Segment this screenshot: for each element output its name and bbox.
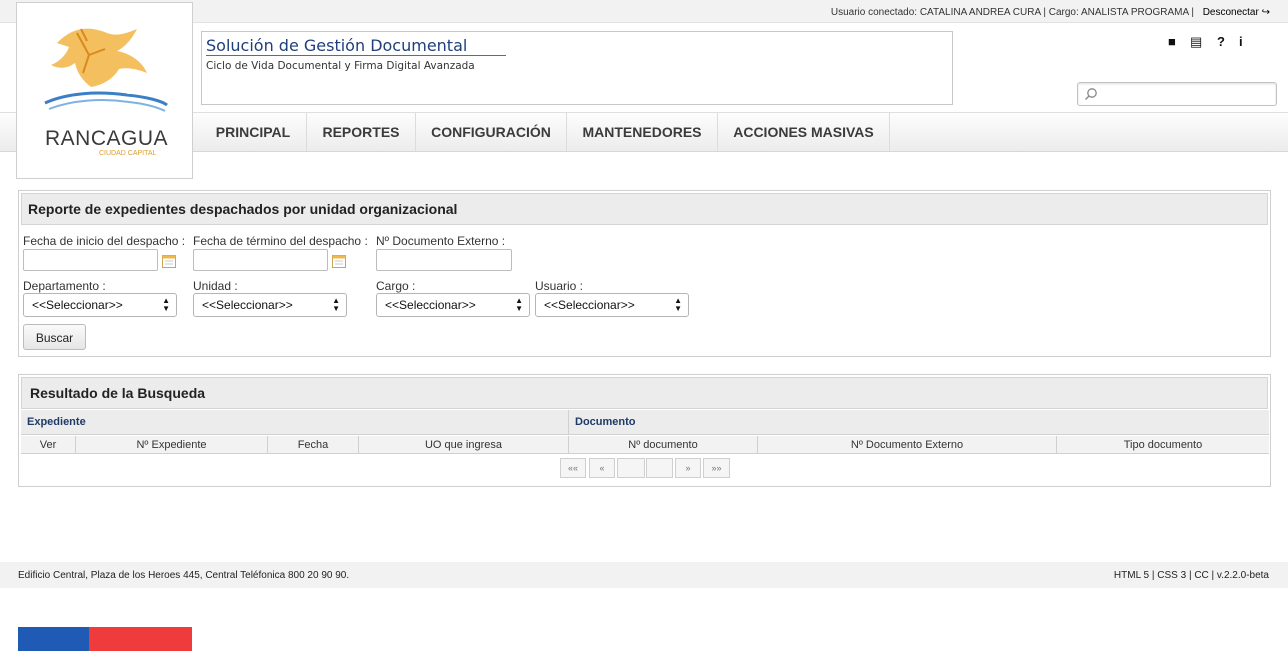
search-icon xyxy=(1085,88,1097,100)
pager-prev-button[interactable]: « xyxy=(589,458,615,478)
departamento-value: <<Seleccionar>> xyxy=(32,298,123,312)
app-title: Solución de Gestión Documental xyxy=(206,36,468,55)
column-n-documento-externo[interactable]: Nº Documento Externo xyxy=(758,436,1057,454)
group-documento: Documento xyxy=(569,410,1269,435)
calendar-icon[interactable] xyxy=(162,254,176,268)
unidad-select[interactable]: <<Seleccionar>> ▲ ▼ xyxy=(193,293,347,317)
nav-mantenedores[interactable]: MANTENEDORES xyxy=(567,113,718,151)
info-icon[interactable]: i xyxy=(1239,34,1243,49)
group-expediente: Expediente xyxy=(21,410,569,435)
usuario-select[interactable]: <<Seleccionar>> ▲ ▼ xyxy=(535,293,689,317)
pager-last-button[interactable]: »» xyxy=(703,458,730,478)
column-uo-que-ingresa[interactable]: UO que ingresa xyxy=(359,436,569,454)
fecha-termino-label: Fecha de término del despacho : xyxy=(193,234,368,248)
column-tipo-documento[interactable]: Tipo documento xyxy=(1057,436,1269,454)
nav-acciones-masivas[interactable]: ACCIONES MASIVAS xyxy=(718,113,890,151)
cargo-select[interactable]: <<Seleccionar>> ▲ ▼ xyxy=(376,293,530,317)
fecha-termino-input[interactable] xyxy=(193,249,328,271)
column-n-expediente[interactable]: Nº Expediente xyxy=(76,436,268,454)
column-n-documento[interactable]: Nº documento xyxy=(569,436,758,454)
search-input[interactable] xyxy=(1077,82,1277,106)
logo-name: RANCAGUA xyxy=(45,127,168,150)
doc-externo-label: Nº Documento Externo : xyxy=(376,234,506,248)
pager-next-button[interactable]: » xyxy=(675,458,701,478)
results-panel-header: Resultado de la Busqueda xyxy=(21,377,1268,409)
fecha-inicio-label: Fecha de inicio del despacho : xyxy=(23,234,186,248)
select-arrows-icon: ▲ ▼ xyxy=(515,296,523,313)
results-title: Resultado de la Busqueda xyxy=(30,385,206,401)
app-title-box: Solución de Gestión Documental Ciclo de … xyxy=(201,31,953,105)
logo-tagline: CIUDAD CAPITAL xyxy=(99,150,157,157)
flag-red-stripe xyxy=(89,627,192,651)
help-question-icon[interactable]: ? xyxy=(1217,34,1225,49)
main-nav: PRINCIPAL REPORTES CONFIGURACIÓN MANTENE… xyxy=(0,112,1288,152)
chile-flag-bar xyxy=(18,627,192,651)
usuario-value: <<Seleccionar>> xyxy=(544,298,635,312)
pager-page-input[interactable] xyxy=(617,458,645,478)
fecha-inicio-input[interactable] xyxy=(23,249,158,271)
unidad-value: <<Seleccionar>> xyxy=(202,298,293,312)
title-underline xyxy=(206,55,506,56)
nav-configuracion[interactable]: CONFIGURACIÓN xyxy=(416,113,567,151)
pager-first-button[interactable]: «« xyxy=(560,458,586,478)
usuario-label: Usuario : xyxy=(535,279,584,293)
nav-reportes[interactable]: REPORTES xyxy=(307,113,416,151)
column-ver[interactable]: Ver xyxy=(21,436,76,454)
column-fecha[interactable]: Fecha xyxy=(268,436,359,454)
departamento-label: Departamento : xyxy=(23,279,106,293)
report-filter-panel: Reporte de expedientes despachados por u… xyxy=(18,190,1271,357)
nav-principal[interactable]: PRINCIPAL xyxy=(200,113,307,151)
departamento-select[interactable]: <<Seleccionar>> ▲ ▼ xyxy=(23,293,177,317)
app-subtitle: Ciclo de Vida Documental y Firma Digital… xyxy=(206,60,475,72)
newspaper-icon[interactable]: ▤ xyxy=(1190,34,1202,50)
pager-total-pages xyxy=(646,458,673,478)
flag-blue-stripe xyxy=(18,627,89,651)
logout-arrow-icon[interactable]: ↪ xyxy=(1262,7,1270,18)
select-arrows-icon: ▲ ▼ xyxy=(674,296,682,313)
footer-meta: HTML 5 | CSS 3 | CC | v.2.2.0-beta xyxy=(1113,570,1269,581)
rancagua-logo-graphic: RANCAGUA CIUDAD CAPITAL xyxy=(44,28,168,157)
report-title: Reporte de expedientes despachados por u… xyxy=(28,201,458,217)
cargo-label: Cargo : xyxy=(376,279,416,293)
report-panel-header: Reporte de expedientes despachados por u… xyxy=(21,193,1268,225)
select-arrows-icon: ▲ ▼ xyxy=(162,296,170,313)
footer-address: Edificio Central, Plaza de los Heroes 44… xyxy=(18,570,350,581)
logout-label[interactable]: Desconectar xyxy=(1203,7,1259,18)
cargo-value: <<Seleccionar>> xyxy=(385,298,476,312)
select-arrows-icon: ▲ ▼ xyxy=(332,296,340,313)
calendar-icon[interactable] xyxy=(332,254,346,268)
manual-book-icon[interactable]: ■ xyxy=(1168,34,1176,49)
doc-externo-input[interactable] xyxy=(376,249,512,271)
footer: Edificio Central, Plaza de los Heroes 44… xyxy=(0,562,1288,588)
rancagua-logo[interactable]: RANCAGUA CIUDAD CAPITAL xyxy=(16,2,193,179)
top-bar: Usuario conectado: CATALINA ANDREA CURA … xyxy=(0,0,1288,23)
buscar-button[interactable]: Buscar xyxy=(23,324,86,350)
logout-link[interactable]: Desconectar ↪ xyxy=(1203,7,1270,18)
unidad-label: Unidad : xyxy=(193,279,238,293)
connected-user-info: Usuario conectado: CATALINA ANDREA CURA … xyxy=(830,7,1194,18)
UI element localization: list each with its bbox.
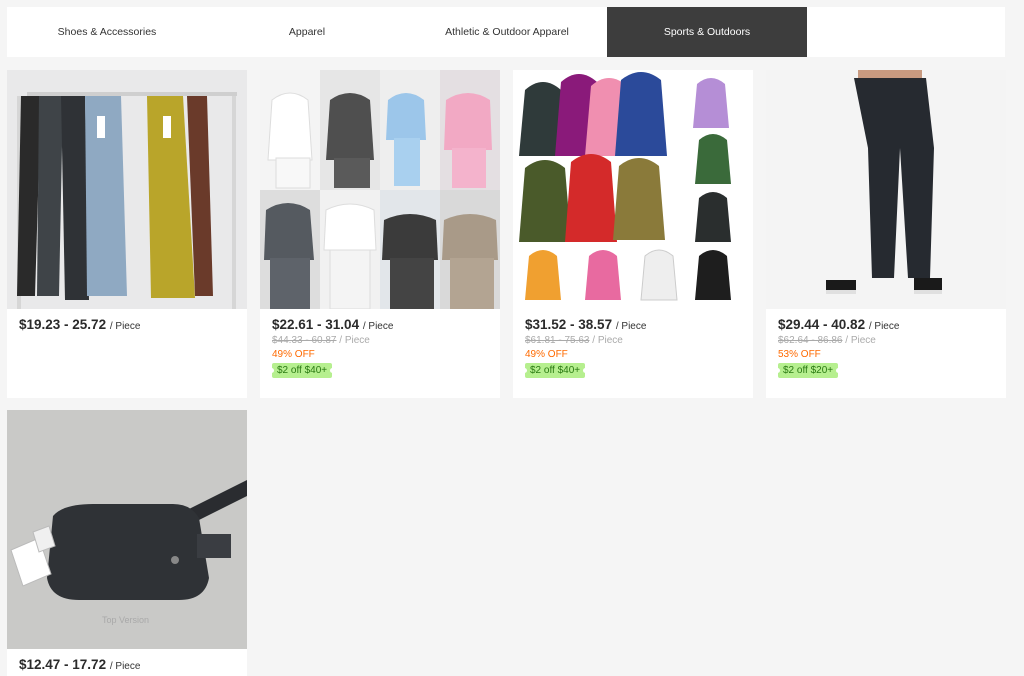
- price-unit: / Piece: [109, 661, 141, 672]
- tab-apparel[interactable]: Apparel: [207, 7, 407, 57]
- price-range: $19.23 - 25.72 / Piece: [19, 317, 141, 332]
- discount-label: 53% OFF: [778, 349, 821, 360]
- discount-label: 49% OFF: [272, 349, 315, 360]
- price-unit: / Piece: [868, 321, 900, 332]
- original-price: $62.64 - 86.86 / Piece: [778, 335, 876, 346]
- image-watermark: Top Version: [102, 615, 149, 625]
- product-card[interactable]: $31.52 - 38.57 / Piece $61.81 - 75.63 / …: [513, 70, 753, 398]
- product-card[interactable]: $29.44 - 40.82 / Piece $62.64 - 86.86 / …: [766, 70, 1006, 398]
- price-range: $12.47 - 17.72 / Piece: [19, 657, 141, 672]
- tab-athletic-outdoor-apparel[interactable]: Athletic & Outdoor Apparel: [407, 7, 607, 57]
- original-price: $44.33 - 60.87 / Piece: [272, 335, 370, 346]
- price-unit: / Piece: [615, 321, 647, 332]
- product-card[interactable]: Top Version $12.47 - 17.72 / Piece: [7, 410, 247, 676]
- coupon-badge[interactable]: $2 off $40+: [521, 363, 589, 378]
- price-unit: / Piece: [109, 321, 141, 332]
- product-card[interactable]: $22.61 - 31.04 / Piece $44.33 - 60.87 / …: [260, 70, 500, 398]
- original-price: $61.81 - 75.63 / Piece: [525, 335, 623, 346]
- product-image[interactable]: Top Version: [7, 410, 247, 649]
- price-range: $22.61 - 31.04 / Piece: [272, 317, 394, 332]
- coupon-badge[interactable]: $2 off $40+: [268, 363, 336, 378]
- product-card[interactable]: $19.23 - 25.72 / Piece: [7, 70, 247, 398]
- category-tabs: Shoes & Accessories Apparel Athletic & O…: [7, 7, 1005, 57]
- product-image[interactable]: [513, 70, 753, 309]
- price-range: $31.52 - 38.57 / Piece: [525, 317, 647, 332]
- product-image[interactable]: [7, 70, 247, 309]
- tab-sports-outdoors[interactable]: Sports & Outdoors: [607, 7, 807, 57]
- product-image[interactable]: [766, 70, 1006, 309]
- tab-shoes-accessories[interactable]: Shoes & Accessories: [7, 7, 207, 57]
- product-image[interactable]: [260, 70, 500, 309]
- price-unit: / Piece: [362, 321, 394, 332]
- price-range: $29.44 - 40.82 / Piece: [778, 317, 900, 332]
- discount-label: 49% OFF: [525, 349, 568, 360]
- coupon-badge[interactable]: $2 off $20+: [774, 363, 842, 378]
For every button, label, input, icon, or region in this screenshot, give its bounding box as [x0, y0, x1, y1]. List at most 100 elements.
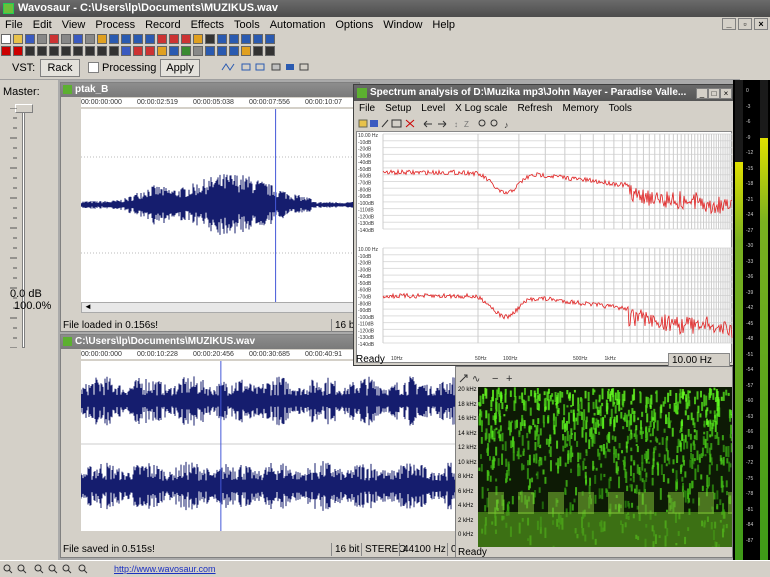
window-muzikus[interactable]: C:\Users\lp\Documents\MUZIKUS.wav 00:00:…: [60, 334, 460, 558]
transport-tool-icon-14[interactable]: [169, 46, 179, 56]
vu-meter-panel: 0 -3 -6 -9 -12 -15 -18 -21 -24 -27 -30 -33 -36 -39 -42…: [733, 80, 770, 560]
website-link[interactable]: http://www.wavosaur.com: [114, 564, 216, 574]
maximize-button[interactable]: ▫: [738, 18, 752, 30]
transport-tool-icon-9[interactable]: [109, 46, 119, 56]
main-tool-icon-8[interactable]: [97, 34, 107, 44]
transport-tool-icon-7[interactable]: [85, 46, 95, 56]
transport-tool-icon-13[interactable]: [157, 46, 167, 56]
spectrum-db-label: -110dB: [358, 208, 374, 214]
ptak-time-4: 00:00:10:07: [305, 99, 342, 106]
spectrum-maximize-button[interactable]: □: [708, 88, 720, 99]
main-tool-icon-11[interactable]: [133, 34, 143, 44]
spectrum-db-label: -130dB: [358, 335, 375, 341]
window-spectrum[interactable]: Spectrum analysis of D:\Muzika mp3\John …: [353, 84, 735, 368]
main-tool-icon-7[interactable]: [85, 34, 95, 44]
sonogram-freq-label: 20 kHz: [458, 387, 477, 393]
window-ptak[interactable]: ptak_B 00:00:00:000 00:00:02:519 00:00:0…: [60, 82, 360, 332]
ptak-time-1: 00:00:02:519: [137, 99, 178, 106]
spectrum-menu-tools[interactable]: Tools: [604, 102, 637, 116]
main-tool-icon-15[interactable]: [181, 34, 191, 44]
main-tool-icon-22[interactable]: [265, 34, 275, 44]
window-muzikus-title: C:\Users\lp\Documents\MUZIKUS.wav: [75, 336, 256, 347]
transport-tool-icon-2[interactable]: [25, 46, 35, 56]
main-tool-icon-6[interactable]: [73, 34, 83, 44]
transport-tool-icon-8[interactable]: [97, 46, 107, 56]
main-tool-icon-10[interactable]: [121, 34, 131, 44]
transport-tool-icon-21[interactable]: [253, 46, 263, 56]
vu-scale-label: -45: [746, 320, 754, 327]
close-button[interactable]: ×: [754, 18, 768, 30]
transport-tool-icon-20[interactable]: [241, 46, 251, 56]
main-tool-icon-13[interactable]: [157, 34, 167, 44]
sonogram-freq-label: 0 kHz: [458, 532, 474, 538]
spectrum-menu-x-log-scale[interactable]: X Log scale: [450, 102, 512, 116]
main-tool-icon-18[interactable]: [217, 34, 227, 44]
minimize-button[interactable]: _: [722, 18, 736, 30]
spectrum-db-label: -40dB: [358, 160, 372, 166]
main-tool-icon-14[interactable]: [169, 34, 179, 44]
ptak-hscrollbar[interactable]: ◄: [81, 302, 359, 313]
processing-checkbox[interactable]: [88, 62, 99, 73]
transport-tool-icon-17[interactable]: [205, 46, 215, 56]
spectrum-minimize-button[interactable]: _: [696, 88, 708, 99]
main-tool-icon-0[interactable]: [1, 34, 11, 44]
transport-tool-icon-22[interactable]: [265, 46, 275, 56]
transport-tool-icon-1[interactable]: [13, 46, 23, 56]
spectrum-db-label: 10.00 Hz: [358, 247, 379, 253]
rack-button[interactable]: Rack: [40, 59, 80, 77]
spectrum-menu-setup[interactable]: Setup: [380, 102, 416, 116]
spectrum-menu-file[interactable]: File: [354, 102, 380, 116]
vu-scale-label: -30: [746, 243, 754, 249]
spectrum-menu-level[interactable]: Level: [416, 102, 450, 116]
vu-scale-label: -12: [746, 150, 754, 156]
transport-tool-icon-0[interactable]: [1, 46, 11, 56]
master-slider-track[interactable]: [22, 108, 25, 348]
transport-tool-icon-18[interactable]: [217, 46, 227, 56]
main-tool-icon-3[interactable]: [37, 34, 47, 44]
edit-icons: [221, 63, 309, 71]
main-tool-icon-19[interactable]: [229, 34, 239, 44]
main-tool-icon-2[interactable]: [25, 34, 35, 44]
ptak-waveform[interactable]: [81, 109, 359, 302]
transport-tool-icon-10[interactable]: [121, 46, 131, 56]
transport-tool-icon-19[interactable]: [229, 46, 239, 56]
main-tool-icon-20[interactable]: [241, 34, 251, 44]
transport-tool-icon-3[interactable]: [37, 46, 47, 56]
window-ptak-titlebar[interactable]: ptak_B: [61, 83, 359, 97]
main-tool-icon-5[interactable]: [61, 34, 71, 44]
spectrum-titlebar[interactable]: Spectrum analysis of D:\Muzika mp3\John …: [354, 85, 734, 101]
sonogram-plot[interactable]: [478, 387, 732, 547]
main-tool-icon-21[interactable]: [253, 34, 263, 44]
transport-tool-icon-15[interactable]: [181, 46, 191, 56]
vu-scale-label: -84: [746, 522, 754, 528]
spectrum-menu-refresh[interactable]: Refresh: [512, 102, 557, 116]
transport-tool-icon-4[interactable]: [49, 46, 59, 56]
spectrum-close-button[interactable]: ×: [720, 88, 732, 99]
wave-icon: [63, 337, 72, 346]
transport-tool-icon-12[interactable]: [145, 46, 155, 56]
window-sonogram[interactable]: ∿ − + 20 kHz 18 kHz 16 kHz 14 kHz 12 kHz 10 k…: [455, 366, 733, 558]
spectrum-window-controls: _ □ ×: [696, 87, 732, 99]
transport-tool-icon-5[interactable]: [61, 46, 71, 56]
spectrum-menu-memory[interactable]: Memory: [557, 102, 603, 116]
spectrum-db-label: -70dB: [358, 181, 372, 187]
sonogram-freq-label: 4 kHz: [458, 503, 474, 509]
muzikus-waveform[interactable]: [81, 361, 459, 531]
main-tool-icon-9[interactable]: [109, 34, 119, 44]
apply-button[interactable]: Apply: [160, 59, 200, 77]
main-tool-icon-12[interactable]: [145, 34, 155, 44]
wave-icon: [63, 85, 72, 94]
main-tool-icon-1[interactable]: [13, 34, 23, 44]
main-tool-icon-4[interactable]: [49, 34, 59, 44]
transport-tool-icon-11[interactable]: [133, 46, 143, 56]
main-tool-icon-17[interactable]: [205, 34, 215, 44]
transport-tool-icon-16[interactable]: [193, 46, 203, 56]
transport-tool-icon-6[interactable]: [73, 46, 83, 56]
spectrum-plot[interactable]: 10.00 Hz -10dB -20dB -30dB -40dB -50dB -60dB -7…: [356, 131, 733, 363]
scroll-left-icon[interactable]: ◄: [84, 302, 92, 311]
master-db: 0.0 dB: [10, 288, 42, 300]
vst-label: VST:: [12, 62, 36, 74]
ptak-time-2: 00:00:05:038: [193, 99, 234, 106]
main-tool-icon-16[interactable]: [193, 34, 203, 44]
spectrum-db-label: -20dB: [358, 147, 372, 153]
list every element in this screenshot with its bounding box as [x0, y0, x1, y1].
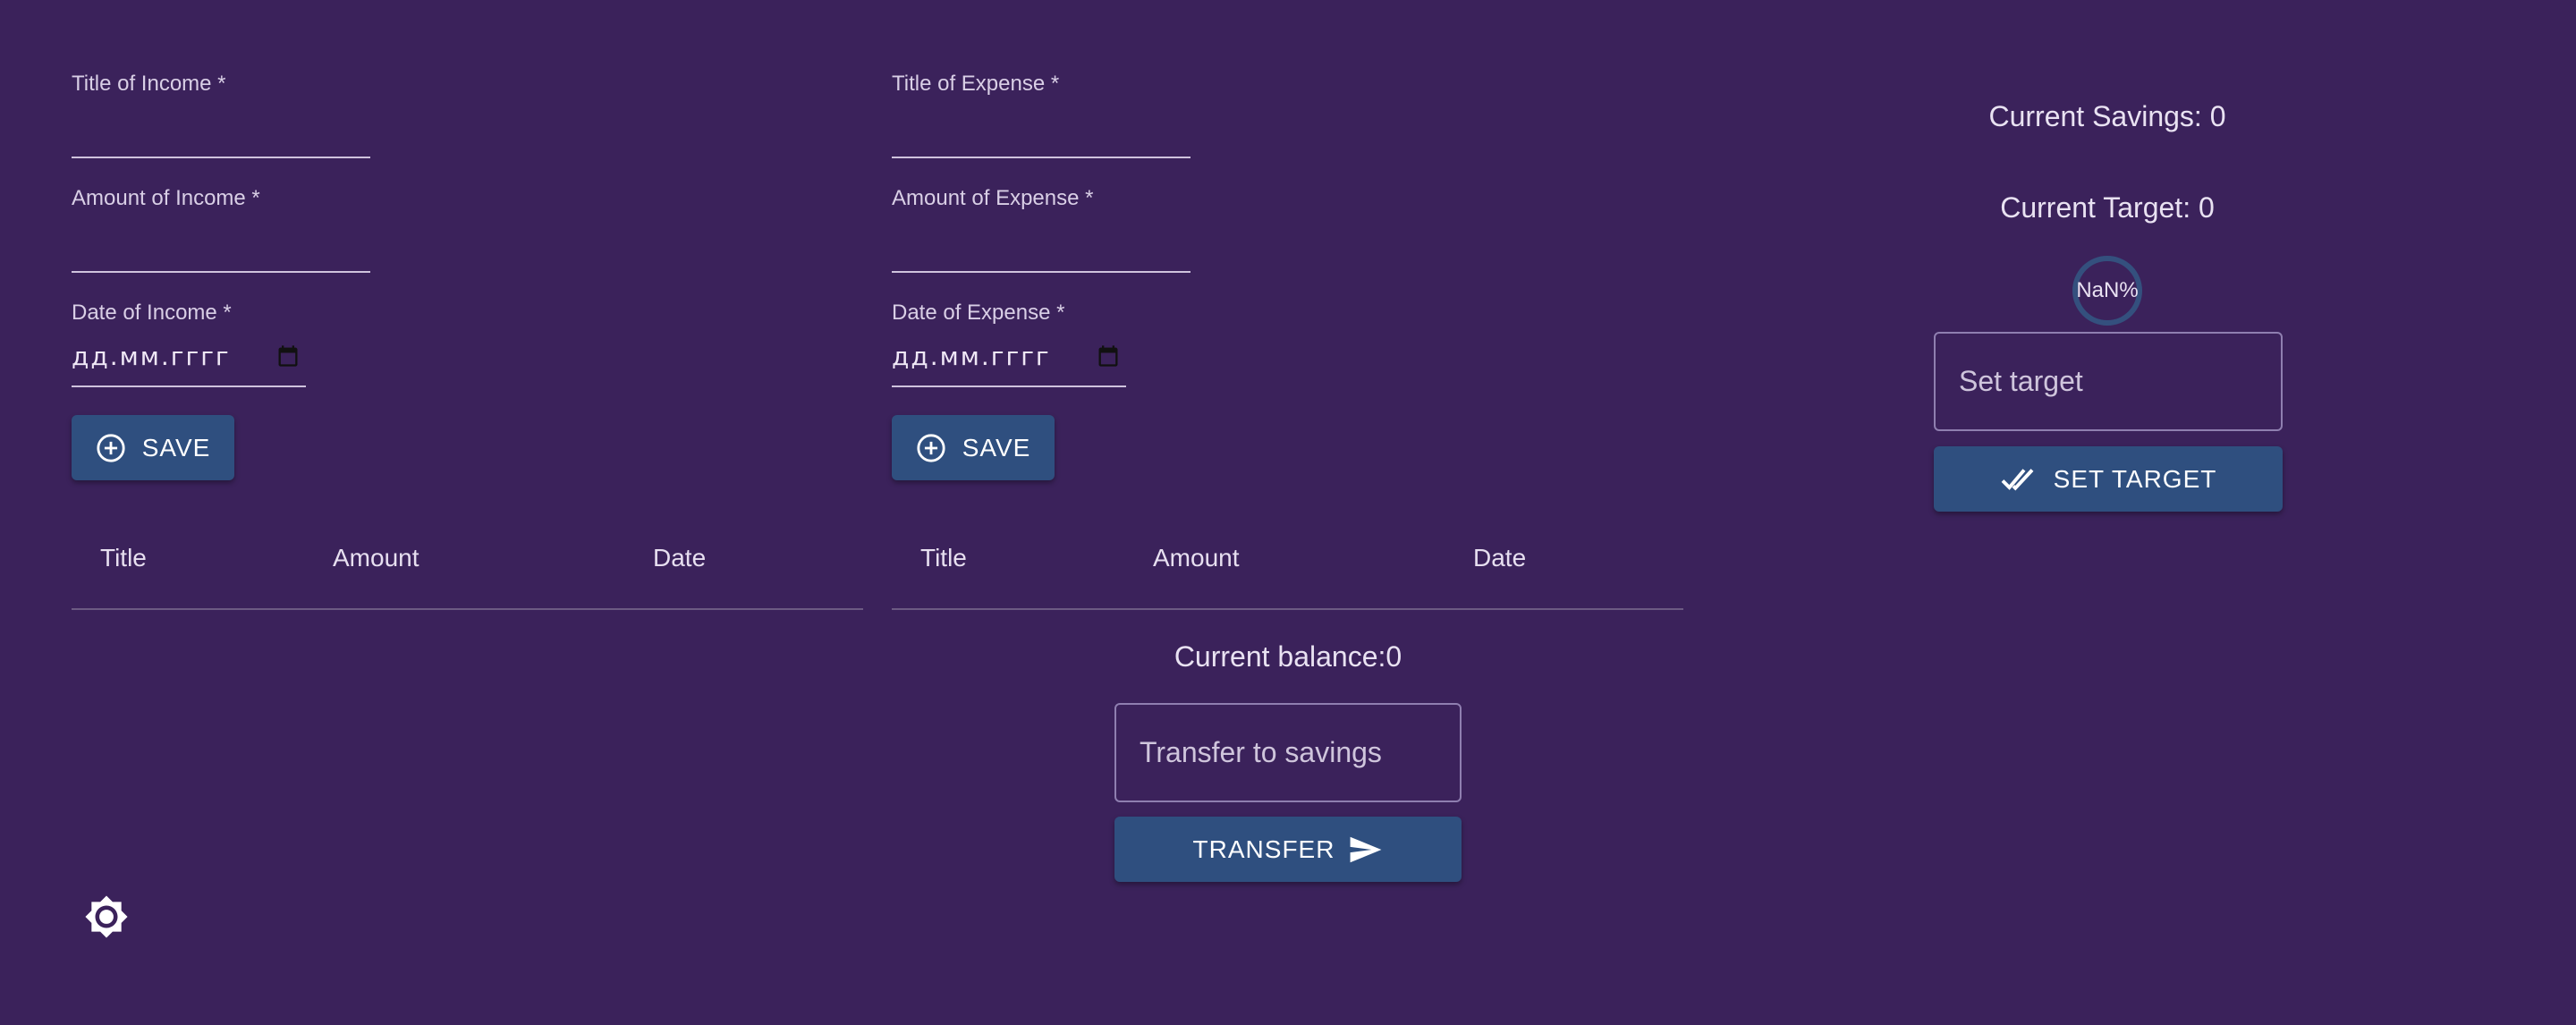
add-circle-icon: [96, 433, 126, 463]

====================

## [Given task]
Reproduce verbatim the rows above, beginning at the line that contains "- price-unit: / Piece: [109, 661, 141, 672]" and stopping after the line that contains "- product-image[interactable]: [7, 70, 247, 309]".

## [Written answer]
- price-unit: / Piece: [109, 661, 141, 672]
- tab-apparel[interactable]: Apparel: [207, 7, 407, 57]
- price-range: $19.23 - 25.72 / Piece: [19, 317, 141, 332]
- discount-label: 53% OFF: [778, 349, 821, 360]
- discount-label: 49% OFF: [272, 349, 315, 360]
- price-unit: / Piece: [868, 321, 900, 332]
- original-price: $62.64 - 86.86 / Piece: [778, 335, 876, 346]
- image-watermark: Top Version: [102, 615, 149, 625]
- product-card[interactable]: $31.52 - 38.57 / Piece $61.81 - 75.63 / …: [513, 70, 753, 398]
- product-card[interactable]: $29.44 - 40.82 / Piece $62.64 - 86.86 / …: [766, 70, 1006, 398]
- price-range: $12.47 - 17.72 / Piece: [19, 657, 141, 672]
- tab-athletic-outdoor-apparel[interactable]: Athletic & Outdoor Apparel: [407, 7, 607, 57]
- original-price: $44.33 - 60.87 / Piece: [272, 335, 370, 346]
- price-unit: / Piece: [615, 321, 647, 332]
- product-card[interactable]: Top Version $12.47 - 17.72 / Piece: [7, 410, 247, 676]
- coupon-badge[interactable]: $2 off $40+: [521, 363, 589, 378]
- price-unit: / Piece: [109, 321, 141, 332]
- product-card[interactable]: $22.61 - 31.04 / Piece $44.33 - 60.87 / …: [260, 70, 500, 398]
- original-price: $61.81 - 75.63 / Piece: [525, 335, 623, 346]
- product-image[interactable]: Top Version: [7, 410, 247, 649]
- price-range: $22.61 - 31.04 / Piece: [272, 317, 394, 332]
- coupon-badge[interactable]: $2 off $40+: [268, 363, 336, 378]
- product-card[interactable]: $19.23 - 25.72 / Piece: [7, 70, 247, 398]
- category-tabs: Shoes & Accessories Apparel Athletic & O…: [7, 7, 1005, 57]
- product-image[interactable]: [513, 70, 753, 309]
- price-range: $31.52 - 38.57 / Piece: [525, 317, 647, 332]
- product-image[interactable]: [7, 70, 247, 309]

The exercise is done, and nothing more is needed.